◆ Written request ◆
Return every line of the material below that contains the string "value". Case counts.

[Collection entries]
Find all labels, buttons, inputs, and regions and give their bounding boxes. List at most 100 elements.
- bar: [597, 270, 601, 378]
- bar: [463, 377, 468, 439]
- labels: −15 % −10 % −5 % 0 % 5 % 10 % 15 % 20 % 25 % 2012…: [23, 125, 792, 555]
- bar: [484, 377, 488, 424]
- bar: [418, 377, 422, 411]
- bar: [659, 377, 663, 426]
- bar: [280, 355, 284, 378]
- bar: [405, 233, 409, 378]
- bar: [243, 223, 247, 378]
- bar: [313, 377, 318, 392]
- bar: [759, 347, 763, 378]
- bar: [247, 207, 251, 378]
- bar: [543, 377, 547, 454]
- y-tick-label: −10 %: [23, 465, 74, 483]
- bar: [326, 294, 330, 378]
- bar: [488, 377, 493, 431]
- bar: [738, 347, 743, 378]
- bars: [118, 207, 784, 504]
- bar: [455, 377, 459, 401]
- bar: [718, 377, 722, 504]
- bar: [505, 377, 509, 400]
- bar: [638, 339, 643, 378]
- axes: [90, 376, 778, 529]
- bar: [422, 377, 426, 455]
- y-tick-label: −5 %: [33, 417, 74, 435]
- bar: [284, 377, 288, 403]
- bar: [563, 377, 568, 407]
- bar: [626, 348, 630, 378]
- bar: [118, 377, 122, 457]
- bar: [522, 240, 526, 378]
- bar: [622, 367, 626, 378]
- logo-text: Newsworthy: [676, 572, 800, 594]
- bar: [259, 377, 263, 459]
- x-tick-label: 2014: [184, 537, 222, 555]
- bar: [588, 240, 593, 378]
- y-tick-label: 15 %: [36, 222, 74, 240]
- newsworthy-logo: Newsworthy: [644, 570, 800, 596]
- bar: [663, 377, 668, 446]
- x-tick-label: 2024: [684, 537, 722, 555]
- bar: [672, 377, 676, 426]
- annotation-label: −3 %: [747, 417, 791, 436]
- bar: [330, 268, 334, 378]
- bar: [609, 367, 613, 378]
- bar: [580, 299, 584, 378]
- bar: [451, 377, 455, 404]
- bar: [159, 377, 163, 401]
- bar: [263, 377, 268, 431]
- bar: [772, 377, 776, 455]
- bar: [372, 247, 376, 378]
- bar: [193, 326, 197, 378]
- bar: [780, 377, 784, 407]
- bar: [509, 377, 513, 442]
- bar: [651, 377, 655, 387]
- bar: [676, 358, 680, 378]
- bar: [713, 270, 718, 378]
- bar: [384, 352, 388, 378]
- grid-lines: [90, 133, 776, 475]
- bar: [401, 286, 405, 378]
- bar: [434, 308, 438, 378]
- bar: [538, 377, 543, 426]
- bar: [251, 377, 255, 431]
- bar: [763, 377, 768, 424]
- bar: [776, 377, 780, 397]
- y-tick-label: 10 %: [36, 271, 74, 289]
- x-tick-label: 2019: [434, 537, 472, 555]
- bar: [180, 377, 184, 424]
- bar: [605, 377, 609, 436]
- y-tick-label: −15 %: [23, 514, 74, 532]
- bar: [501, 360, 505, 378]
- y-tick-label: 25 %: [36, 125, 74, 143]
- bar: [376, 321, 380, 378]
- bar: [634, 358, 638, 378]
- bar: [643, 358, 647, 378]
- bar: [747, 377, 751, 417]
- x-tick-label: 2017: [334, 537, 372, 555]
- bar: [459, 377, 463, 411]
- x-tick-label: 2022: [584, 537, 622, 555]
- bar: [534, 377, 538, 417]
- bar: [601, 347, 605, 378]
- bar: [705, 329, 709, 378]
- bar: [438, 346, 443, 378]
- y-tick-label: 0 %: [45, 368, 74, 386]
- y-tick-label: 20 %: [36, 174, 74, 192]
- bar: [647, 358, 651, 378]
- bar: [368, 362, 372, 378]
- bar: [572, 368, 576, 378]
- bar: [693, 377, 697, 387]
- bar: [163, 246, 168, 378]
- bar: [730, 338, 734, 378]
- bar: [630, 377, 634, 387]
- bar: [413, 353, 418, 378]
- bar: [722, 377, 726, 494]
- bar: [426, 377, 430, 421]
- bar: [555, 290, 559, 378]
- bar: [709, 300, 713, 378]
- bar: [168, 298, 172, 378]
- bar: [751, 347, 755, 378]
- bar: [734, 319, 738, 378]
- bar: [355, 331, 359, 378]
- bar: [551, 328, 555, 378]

--

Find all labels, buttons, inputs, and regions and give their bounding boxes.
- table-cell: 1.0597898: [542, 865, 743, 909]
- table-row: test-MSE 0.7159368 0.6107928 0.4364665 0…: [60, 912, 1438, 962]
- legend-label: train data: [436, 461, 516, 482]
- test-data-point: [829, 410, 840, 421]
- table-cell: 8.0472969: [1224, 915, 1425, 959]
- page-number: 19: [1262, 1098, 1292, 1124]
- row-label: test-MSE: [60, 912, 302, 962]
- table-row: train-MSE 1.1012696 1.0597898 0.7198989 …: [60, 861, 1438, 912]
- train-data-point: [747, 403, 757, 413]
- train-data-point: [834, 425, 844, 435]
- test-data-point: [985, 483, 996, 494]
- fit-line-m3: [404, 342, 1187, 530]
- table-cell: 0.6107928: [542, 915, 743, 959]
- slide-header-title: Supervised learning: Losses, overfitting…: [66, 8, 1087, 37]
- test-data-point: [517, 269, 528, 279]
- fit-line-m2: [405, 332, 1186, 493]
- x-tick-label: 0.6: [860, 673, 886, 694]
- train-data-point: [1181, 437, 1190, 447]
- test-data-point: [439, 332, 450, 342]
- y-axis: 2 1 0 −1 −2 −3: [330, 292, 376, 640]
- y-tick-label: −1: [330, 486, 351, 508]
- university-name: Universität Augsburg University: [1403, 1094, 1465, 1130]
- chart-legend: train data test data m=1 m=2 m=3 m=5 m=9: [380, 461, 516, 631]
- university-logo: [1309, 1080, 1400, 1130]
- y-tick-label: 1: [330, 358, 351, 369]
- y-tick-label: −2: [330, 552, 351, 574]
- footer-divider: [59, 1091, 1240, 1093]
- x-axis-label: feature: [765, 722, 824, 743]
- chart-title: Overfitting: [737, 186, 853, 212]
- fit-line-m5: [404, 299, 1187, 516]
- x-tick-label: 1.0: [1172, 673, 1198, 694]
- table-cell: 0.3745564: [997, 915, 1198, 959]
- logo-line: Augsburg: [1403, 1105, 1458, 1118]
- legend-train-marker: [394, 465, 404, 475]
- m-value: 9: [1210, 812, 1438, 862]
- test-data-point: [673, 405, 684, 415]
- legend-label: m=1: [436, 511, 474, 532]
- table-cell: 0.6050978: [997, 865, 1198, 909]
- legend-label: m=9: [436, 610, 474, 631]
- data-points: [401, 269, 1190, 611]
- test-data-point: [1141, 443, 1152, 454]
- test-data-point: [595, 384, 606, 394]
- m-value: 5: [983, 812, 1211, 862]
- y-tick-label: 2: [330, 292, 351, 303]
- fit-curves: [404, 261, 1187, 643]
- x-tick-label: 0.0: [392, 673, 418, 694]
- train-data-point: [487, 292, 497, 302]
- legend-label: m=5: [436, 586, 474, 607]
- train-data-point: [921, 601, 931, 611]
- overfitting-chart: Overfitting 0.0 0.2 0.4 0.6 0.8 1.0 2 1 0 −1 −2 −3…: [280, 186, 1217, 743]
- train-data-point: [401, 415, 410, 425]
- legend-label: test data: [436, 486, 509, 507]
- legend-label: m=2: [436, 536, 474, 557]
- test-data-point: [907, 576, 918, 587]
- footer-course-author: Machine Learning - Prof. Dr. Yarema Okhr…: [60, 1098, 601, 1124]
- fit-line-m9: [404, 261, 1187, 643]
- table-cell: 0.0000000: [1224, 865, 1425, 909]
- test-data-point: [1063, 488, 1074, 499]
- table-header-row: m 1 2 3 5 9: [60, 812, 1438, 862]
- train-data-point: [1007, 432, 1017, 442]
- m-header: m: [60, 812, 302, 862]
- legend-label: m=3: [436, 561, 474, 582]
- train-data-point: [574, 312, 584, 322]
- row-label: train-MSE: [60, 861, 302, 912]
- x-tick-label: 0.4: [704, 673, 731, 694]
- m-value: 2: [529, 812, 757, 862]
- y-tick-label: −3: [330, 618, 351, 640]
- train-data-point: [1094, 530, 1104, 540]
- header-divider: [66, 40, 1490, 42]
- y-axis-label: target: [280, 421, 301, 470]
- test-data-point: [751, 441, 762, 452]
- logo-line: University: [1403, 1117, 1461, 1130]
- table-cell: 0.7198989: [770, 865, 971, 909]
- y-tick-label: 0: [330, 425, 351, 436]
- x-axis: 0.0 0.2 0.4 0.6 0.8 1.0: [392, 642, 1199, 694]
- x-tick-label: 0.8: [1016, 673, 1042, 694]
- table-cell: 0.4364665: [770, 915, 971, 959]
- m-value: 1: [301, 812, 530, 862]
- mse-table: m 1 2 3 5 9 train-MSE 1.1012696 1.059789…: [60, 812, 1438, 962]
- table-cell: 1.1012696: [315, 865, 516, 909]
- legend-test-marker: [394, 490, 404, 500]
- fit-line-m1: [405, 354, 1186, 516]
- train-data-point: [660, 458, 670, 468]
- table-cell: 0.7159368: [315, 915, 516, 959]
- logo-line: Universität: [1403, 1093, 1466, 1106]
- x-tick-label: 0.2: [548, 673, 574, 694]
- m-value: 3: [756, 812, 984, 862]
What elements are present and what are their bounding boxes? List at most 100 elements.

◆ Answer ◆
- m-value: 9: [1210, 812, 1438, 862]
- m-value: 5: [983, 812, 1211, 862]
- m-value: 2: [529, 812, 757, 862]
- m-value: 1: [301, 812, 530, 862]
- m-value: 3: [756, 812, 984, 862]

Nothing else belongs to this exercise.